§ Your goal
Write out every entry exactly as it appears.
== Given records ==
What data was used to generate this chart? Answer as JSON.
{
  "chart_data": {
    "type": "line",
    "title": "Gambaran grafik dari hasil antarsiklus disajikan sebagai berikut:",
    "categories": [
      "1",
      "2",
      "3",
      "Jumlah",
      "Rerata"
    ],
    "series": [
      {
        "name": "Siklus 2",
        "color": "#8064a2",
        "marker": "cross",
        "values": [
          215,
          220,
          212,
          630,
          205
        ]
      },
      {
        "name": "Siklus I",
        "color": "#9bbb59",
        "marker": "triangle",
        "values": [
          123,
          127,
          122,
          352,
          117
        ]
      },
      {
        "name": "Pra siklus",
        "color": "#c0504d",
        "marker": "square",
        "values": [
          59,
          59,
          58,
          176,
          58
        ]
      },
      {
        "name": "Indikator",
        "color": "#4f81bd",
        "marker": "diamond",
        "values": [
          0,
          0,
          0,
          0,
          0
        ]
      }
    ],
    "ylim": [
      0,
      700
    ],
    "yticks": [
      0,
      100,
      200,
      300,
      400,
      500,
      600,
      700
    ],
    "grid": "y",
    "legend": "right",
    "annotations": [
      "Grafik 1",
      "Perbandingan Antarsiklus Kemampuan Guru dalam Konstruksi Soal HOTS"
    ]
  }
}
===
§ Finished exercise
What data was used to generate this chart? Answer as JSON.
{
  "chart_data": {
    "type": "line",
    "title": "Gambaran grafik dari hasil antarsiklus disajikan sebagai berikut:",
    "categories": [
      "1",
      "2",
      "3",
      "Jumlah",
      "Rerata"
    ],
    "series": [
      {
        "name": "Siklus 2",
        "color": "#8064a2",
        "marker": "cross",
        "values": [
          215,
          220,
          212,
          630,
          205
        ]
      },
      {
        "name": "Siklus I",
        "color": "#9bbb59",
        "marker": "triangle",
        "values": [
          123,
          127,
          122,
          352,
          117
        ]
      },
      {
        "name": "Pra siklus",
        "color": "#c0504d",
        "marker": "square",
        "values": [
          59,
          59,
          58,
          176,
          58
        ]
      },
      {
        "name": "Indikator",
        "color": "#4f81bd",
        "marker": "diamond",
        "values": [
          0,
          0,
          0,
          0,
          0
        ]
      }
    ],
    "ylim": [
      0,
      700
    ],
    "yticks": [
      0,
      100,
      200,
      300,
      400,
      500,
      600,
      700
    ],
    "grid": "y",
    "legend": "right",
    "annotations": [
      "Grafik 1",
      "Perbandingan Antarsiklus Kemampuan Guru dalam Konstruksi Soal HOTS"
    ]
  }
}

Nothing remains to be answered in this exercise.